■ **Written exercise**: Each line containing the word "detours" should be found and copied.

[Figure record extracts]
-*-

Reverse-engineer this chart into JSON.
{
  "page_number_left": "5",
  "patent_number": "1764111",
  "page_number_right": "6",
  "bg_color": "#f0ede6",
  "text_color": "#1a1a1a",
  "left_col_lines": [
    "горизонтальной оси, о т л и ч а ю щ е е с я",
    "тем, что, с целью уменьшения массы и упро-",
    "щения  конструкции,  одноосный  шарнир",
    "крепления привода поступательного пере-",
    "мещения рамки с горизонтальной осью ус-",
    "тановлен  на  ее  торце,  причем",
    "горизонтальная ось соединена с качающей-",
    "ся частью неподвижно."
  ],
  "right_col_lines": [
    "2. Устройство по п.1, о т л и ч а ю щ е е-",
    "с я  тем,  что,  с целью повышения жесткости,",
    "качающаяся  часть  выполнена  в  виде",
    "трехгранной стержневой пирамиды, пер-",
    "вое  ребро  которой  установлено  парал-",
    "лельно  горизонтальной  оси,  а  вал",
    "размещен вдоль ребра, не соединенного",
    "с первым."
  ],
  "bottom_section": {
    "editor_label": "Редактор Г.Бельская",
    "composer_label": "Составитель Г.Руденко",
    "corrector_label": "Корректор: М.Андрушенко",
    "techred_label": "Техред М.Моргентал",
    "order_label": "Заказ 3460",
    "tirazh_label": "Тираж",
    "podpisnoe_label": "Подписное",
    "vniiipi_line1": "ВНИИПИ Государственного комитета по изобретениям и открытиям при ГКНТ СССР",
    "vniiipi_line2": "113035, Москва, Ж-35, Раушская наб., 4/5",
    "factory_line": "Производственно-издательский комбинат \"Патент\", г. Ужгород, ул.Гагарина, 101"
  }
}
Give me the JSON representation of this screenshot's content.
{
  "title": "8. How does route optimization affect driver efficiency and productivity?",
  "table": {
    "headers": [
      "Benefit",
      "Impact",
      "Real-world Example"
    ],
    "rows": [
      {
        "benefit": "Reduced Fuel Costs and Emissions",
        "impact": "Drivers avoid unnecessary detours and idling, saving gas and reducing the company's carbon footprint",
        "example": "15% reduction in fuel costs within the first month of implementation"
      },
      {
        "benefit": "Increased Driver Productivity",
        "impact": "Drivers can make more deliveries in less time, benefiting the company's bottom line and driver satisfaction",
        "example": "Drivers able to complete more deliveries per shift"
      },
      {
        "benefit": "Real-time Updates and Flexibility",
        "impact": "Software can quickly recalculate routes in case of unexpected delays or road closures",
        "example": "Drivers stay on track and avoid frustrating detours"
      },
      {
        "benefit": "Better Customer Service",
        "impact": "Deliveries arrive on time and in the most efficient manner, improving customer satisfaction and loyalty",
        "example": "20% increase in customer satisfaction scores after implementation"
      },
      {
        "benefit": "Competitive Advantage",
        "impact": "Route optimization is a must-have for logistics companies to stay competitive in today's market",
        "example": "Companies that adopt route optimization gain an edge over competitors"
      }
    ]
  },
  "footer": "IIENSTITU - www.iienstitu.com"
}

-*-

■ **Task solution**:
        "impact": "Drivers avoid unnecessary detours and idling, saving gas and reducing the company's carbon footprint",
        "example": "Drivers stay on track and avoid frustrating detours"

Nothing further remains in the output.